EXERCISE TASK:
For every line in the records that has the word "households", make a copy.

### DATA

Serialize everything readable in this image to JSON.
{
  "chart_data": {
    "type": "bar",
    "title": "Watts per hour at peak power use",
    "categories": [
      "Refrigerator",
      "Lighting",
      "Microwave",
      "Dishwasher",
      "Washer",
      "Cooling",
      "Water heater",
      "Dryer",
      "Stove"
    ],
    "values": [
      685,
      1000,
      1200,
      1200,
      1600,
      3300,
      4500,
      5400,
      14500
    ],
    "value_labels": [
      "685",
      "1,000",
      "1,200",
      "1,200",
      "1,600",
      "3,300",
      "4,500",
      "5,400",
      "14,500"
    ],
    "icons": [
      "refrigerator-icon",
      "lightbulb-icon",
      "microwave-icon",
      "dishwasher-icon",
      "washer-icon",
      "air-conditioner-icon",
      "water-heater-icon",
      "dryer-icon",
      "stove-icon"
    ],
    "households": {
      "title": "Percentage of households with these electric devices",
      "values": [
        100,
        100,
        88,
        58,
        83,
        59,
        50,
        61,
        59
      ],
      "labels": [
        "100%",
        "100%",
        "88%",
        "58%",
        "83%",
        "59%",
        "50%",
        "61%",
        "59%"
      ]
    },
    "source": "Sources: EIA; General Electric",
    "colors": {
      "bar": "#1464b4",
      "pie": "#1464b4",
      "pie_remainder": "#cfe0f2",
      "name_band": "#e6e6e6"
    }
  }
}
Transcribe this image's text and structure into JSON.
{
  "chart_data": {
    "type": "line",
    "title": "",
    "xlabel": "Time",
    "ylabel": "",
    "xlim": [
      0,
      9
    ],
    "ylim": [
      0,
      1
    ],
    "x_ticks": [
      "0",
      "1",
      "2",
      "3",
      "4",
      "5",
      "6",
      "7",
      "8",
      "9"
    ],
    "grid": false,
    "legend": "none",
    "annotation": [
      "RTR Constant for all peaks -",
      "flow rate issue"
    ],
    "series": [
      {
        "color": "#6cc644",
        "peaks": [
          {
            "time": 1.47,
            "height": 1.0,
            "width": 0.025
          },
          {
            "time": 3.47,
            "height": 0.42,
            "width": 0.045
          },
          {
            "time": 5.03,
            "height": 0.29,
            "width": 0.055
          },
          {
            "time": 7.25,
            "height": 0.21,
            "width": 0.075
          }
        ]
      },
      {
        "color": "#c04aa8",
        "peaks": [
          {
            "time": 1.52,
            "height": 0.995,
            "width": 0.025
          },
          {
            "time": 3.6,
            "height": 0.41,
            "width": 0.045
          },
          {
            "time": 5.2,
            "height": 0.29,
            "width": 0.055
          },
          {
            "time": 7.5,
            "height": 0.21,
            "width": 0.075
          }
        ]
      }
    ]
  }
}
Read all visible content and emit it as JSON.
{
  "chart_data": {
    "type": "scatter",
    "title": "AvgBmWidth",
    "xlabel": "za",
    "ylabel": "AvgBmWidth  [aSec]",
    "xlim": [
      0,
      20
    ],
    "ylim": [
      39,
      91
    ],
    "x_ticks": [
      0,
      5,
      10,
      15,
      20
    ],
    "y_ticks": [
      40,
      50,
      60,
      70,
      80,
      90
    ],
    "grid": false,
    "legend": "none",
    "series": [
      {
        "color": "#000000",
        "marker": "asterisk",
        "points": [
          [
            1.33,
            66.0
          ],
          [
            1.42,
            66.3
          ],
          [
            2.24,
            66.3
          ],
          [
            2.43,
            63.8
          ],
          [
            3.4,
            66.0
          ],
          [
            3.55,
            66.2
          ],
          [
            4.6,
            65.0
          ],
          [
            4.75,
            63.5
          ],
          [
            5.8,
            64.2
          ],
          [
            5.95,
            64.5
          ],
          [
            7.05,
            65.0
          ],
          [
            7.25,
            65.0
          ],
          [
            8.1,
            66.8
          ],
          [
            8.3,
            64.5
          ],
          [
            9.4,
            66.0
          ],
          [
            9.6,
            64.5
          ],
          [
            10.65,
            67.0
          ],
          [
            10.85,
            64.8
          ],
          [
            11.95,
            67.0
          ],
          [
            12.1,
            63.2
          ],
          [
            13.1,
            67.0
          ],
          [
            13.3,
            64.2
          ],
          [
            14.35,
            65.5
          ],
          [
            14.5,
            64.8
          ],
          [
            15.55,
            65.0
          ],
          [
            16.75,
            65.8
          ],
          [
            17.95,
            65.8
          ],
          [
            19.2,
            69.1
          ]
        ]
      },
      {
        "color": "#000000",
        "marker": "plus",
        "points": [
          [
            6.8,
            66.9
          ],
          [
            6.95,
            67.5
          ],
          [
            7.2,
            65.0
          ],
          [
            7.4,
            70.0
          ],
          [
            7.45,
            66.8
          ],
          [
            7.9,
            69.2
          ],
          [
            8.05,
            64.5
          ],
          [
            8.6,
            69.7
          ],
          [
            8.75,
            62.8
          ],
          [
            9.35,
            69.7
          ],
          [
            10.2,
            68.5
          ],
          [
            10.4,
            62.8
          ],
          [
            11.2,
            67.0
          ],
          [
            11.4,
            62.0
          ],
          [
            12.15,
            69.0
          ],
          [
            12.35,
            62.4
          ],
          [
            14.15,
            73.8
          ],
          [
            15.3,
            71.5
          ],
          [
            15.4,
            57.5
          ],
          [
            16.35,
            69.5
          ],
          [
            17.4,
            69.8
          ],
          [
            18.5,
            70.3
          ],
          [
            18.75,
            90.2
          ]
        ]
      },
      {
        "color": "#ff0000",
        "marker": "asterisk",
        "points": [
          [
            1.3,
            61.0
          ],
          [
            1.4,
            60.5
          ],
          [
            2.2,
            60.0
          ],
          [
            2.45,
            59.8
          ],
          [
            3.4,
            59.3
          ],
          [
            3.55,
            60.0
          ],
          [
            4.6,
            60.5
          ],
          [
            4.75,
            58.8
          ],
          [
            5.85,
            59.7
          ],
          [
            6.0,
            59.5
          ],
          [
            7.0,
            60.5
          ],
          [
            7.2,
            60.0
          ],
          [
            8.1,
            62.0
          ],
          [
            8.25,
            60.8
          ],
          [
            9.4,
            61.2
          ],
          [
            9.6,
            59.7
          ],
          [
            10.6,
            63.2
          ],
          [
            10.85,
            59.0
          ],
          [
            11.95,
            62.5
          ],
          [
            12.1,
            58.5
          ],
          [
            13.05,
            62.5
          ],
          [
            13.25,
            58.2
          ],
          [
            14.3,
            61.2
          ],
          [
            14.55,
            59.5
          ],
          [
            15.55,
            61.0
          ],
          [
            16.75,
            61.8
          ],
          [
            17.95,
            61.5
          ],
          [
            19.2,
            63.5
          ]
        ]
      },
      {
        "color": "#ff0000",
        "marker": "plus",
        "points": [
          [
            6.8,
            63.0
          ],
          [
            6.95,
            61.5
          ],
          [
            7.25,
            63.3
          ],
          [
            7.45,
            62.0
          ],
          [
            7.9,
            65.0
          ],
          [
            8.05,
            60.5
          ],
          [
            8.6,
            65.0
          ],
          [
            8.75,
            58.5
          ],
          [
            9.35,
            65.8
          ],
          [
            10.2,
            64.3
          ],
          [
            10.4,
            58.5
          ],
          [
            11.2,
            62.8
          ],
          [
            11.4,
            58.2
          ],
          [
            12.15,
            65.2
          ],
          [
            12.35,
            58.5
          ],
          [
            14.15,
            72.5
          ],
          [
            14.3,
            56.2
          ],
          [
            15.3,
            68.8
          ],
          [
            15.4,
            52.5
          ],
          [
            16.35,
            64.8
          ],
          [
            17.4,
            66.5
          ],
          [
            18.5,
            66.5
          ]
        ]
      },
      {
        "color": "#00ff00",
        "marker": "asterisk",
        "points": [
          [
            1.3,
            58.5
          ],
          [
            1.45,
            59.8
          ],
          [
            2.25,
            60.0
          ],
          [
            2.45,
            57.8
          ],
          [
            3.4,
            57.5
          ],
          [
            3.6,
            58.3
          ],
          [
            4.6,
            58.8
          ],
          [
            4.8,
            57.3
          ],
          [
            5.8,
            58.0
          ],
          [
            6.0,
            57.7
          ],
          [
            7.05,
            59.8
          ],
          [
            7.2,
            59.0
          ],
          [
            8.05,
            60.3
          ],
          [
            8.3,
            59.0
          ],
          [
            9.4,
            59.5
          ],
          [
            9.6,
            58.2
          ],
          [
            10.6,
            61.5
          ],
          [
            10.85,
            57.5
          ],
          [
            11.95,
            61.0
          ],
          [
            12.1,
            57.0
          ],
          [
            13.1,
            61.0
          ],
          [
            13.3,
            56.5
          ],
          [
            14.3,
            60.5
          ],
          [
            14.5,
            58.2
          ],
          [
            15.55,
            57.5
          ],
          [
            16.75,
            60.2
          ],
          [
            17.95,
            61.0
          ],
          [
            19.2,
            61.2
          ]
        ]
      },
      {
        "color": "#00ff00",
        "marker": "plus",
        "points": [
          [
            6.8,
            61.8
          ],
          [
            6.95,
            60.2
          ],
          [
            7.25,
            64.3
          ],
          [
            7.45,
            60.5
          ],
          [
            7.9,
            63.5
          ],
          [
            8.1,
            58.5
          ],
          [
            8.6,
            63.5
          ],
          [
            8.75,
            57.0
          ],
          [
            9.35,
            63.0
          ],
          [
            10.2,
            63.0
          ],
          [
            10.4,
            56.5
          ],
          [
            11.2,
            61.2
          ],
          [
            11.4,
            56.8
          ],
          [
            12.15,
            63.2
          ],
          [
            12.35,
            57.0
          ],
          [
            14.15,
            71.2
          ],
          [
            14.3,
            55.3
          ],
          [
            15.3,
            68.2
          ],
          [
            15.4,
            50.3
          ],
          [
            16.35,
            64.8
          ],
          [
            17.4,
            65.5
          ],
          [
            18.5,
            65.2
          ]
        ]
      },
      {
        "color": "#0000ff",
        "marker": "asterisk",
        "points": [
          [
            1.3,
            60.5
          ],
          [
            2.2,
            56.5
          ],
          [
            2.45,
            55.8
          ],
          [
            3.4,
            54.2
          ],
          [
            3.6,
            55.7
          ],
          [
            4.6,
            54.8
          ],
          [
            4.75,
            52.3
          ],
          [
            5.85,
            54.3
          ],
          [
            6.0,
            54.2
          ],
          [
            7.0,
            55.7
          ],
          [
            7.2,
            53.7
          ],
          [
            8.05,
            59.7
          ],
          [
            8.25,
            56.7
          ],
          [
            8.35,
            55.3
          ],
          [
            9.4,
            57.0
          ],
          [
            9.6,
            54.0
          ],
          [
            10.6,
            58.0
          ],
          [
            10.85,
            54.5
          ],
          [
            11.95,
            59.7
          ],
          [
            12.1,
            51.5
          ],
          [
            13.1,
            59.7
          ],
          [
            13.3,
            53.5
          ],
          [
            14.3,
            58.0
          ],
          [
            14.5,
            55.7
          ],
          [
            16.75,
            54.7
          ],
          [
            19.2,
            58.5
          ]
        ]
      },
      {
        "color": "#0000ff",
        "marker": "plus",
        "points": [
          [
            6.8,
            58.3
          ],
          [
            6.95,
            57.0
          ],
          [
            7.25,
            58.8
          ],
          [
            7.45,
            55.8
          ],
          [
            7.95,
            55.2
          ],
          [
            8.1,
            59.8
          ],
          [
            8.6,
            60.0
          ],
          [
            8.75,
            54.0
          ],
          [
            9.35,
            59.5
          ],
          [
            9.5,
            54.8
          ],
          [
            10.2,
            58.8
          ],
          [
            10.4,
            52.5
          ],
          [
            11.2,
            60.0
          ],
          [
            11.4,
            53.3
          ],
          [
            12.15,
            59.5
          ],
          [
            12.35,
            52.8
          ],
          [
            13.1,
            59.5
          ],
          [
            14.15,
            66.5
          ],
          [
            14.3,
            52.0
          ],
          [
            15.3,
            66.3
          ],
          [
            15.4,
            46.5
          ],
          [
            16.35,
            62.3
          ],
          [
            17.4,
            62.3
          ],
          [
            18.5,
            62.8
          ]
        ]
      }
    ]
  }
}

######

TASK RESULT:
    "households": {
      "title": "Percentage of households with these electric devices",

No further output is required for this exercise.